▶ REQUIREMENTS
Set each record down exactly, excluding all images.
# # # # #
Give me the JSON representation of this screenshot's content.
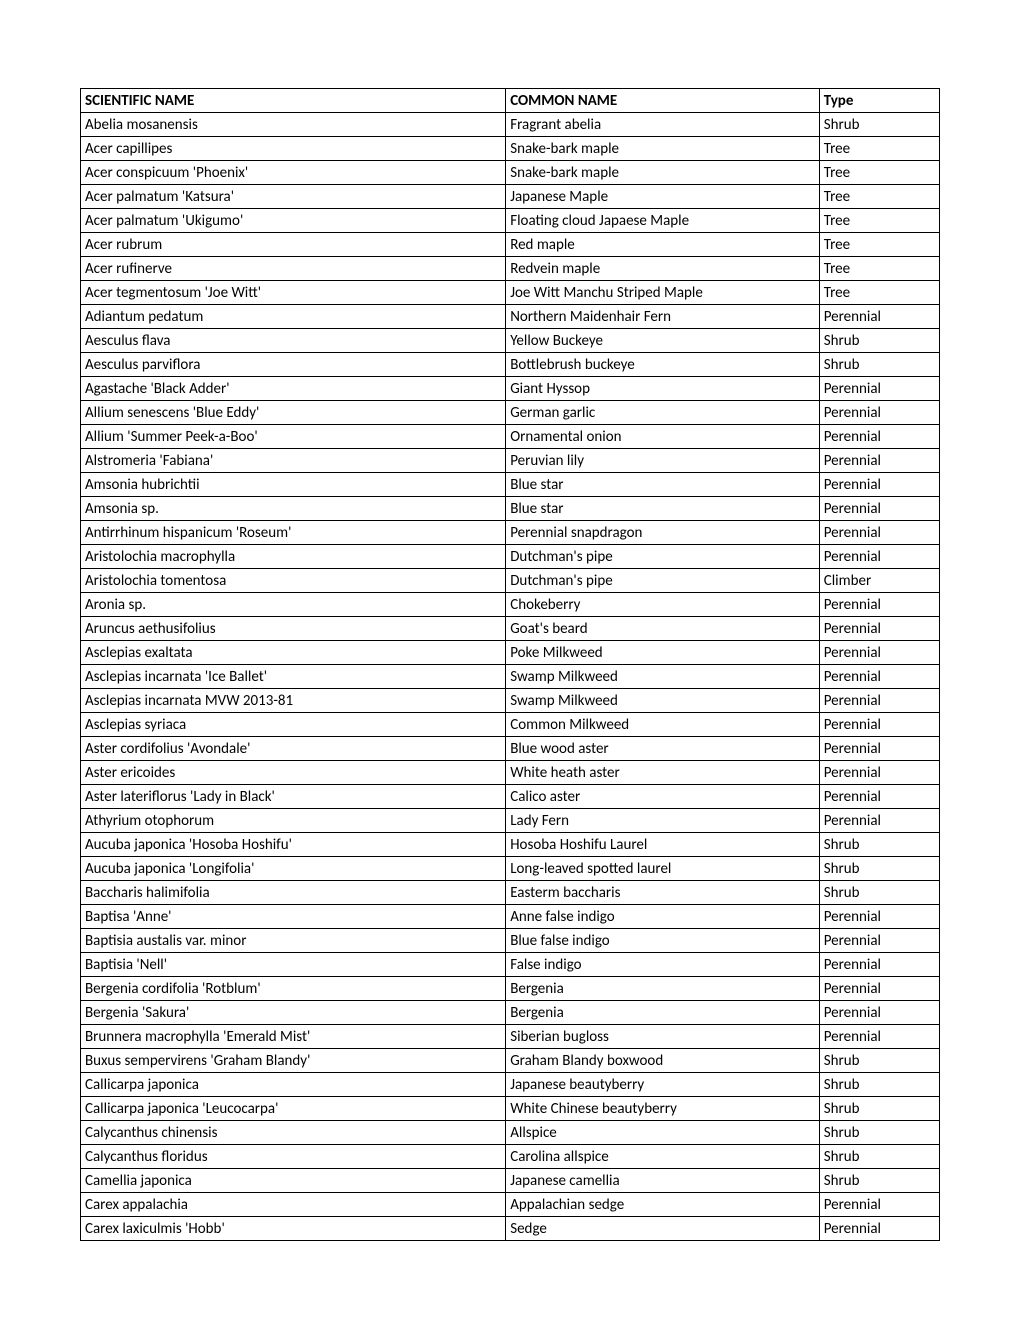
{
  "table": {
    "columns": [
      "SCIENTIFIC NAME",
      "COMMON NAME",
      "Type"
    ],
    "rows": [
      [
        "Abelia mosanensis",
        "Fragrant abelia",
        "Shrub"
      ],
      [
        "Acer capillipes",
        "Snake-bark maple",
        "Tree"
      ],
      [
        "Acer conspicuum 'Phoenix'",
        "Snake-bark maple",
        "Tree"
      ],
      [
        "Acer palmatum 'Katsura'",
        "Japanese Maple",
        "Tree"
      ],
      [
        "Acer palmatum 'Ukigumo'",
        "Floating cloud Japaese Maple",
        "Tree"
      ],
      [
        "Acer rubrum",
        "Red maple",
        "Tree"
      ],
      [
        "Acer rufinerve",
        "Redvein maple",
        "Tree"
      ],
      [
        "Acer tegmentosum 'Joe Witt'",
        "Joe Witt Manchu Striped Maple",
        "Tree"
      ],
      [
        "Adiantum pedatum",
        "Northern Maidenhair Fern",
        "Perennial"
      ],
      [
        "Aesculus flava",
        "Yellow Buckeye",
        "Shrub"
      ],
      [
        "Aesculus parviflora",
        "Bottlebrush buckeye",
        "Shrub"
      ],
      [
        "Agastache 'Black Adder'",
        "Giant Hyssop",
        "Perennial"
      ],
      [
        "Allium senescens 'Blue Eddy'",
        "German garlic",
        "Perennial"
      ],
      [
        "Allium 'Summer Peek-a-Boo'",
        "Ornamental onion",
        "Perennial"
      ],
      [
        "Alstromeria 'Fabiana'",
        "Peruvian lily",
        "Perennial"
      ],
      [
        "Amsonia hubrichtii",
        "Blue star",
        "Perennial"
      ],
      [
        "Amsonia sp.",
        "Blue star",
        "Perennial"
      ],
      [
        "Antirrhinum hispanicum 'Roseum'",
        "Perennial snapdragon",
        "Perennial"
      ],
      [
        "Aristolochia macrophylla",
        "Dutchman's pipe",
        "Perennial"
      ],
      [
        "Aristolochia tomentosa",
        "Dutchman's pipe",
        "Climber"
      ],
      [
        "Aronia sp.",
        "Chokeberry",
        "Perennial"
      ],
      [
        "Aruncus aethusifolius",
        "Goat's beard",
        "Perennial"
      ],
      [
        "Asclepias exaltata",
        "Poke Milkweed",
        "Perennial"
      ],
      [
        "Asclepias incarnata 'Ice Ballet'",
        "Swamp Milkweed",
        "Perennial"
      ],
      [
        "Asclepias incarnata MVW 2013-81",
        "Swamp Milkweed",
        "Perennial"
      ],
      [
        "Asclepias syriaca",
        "Common Milkweed",
        "Perennial"
      ],
      [
        "Aster cordifolius 'Avondale'",
        "Blue wood aster",
        "Perennial"
      ],
      [
        "Aster ericoides",
        "White heath aster",
        "Perennial"
      ],
      [
        "Aster lateriflorus 'Lady in Black'",
        "Calico aster",
        "Perennial"
      ],
      [
        "Athyrium otophorum",
        "Lady Fern",
        "Perennial"
      ],
      [
        "Aucuba japonica 'Hosoba Hoshifu'",
        "Hosoba Hoshifu Laurel",
        "Shrub"
      ],
      [
        "Aucuba japonica 'Longifolia'",
        "Long-leaved spotted laurel",
        "Shrub"
      ],
      [
        "Baccharis halimifolia",
        "Easterm baccharis",
        "Shrub"
      ],
      [
        "Baptisa 'Anne'",
        "Anne false indigo",
        "Perennial"
      ],
      [
        "Baptisia austalis var. minor",
        "Blue false indigo",
        "Perennial"
      ],
      [
        "Baptisia 'Nell'",
        "False indigo",
        "Perennial"
      ],
      [
        "Bergenia cordifolia 'Rotblum'",
        "Bergenia",
        "Perennial"
      ],
      [
        "Bergenia 'Sakura'",
        "Bergenia",
        "Perennial"
      ],
      [
        "Brunnera macrophylla 'Emerald Mist'",
        "Siberian bugloss",
        "Perennial"
      ],
      [
        "Buxus sempervirens 'Graham Blandy'",
        "Graham Blandy boxwood",
        "Shrub"
      ],
      [
        "Callicarpa japonica",
        "Japanese beautyberry",
        "Shrub"
      ],
      [
        "Callicarpa japonica 'Leucocarpa'",
        "White Chinese beautyberry",
        "Shrub"
      ],
      [
        "Calycanthus chinensis",
        "Allspice",
        "Shrub"
      ],
      [
        "Calycanthus floridus",
        "Carolina allspice",
        "Shrub"
      ],
      [
        "Camellia japonica",
        "Japanese camellia",
        "Shrub"
      ],
      [
        "Carex appalachia",
        "Appalachian sedge",
        "Perennial"
      ],
      [
        "Carex laxiculmis 'Hobb'",
        "Sedge",
        "Perennial"
      ]
    ]
  }
}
# # # # #
▶ EXPECTED OUTPUT
Give me the JSON representation of this screenshot's content.
{
  "table": {
    "columns": [
      "SCIENTIFIC NAME",
      "COMMON NAME",
      "Type"
    ],
    "rows": [
      [
        "Abelia mosanensis",
        "Fragrant abelia",
        "Shrub"
      ],
      [
        "Acer capillipes",
        "Snake-bark maple",
        "Tree"
      ],
      [
        "Acer conspicuum 'Phoenix'",
        "Snake-bark maple",
        "Tree"
      ],
      [
        "Acer palmatum 'Katsura'",
        "Japanese Maple",
        "Tree"
      ],
      [
        "Acer palmatum 'Ukigumo'",
        "Floating cloud Japaese Maple",
        "Tree"
      ],
      [
        "Acer rubrum",
        "Red maple",
        "Tree"
      ],
      [
        "Acer rufinerve",
        "Redvein maple",
        "Tree"
      ],
      [
        "Acer tegmentosum 'Joe Witt'",
        "Joe Witt Manchu Striped Maple",
        "Tree"
      ],
      [
        "Adiantum pedatum",
        "Northern Maidenhair Fern",
        "Perennial"
      ],
      [
        "Aesculus flava",
        "Yellow Buckeye",
        "Shrub"
      ],
      [
        "Aesculus parviflora",
        "Bottlebrush buckeye",
        "Shrub"
      ],
      [
        "Agastache 'Black Adder'",
        "Giant Hyssop",
        "Perennial"
      ],
      [
        "Allium senescens 'Blue Eddy'",
        "German garlic",
        "Perennial"
      ],
      [
        "Allium 'Summer Peek-a-Boo'",
        "Ornamental onion",
        "Perennial"
      ],
      [
        "Alstromeria 'Fabiana'",
        "Peruvian lily",
        "Perennial"
      ],
      [
        "Amsonia hubrichtii",
        "Blue star",
        "Perennial"
      ],
      [
        "Amsonia sp.",
        "Blue star",
        "Perennial"
      ],
      [
        "Antirrhinum hispanicum 'Roseum'",
        "Perennial snapdragon",
        "Perennial"
      ],
      [
        "Aristolochia macrophylla",
        "Dutchman's pipe",
        "Perennial"
      ],
      [
        "Aristolochia tomentosa",
        "Dutchman's pipe",
        "Climber"
      ],
      [
        "Aronia sp.",
        "Chokeberry",
        "Perennial"
      ],
      [
        "Aruncus aethusifolius",
        "Goat's beard",
        "Perennial"
      ],
      [
        "Asclepias exaltata",
        "Poke Milkweed",
        "Perennial"
      ],
      [
        "Asclepias incarnata 'Ice Ballet'",
        "Swamp Milkweed",
        "Perennial"
      ],
      [
        "Asclepias incarnata MVW 2013-81",
        "Swamp Milkweed",
        "Perennial"
      ],
      [
        "Asclepias syriaca",
        "Common Milkweed",
        "Perennial"
      ],
      [
        "Aster cordifolius 'Avondale'",
        "Blue wood aster",
        "Perennial"
      ],
      [
        "Aster ericoides",
        "White heath aster",
        "Perennial"
      ],
      [
        "Aster lateriflorus 'Lady in Black'",
        "Calico aster",
        "Perennial"
      ],
      [
        "Athyrium otophorum",
        "Lady Fern",
        "Perennial"
      ],
      [
        "Aucuba japonica 'Hosoba Hoshifu'",
        "Hosoba Hoshifu Laurel",
        "Shrub"
      ],
      [
        "Aucuba japonica 'Longifolia'",
        "Long-leaved spotted laurel",
        "Shrub"
      ],
      [
        "Baccharis halimifolia",
        "Easterm baccharis",
        "Shrub"
      ],
      [
        "Baptisa 'Anne'",
        "Anne false indigo",
        "Perennial"
      ],
      [
        "Baptisia austalis var. minor",
        "Blue false indigo",
        "Perennial"
      ],
      [
        "Baptisia 'Nell'",
        "False indigo",
        "Perennial"
      ],
      [
        "Bergenia cordifolia 'Rotblum'",
        "Bergenia",
        "Perennial"
      ],
      [
        "Bergenia 'Sakura'",
        "Bergenia",
        "Perennial"
      ],
      [
        "Brunnera macrophylla 'Emerald Mist'",
        "Siberian bugloss",
        "Perennial"
      ],
      [
        "Buxus sempervirens 'Graham Blandy'",
        "Graham Blandy boxwood",
        "Shrub"
      ],
      [
        "Callicarpa japonica",
        "Japanese beautyberry",
        "Shrub"
      ],
      [
        "Callicarpa japonica 'Leucocarpa'",
        "White Chinese beautyberry",
        "Shrub"
      ],
      [
        "Calycanthus chinensis",
        "Allspice",
        "Shrub"
      ],
      [
        "Calycanthus floridus",
        "Carolina allspice",
        "Shrub"
      ],
      [
        "Camellia japonica",
        "Japanese camellia",
        "Shrub"
      ],
      [
        "Carex appalachia",
        "Appalachian sedge",
        "Perennial"
      ],
      [
        "Carex laxiculmis 'Hobb'",
        "Sedge",
        "Perennial"
      ]
    ]
  }
}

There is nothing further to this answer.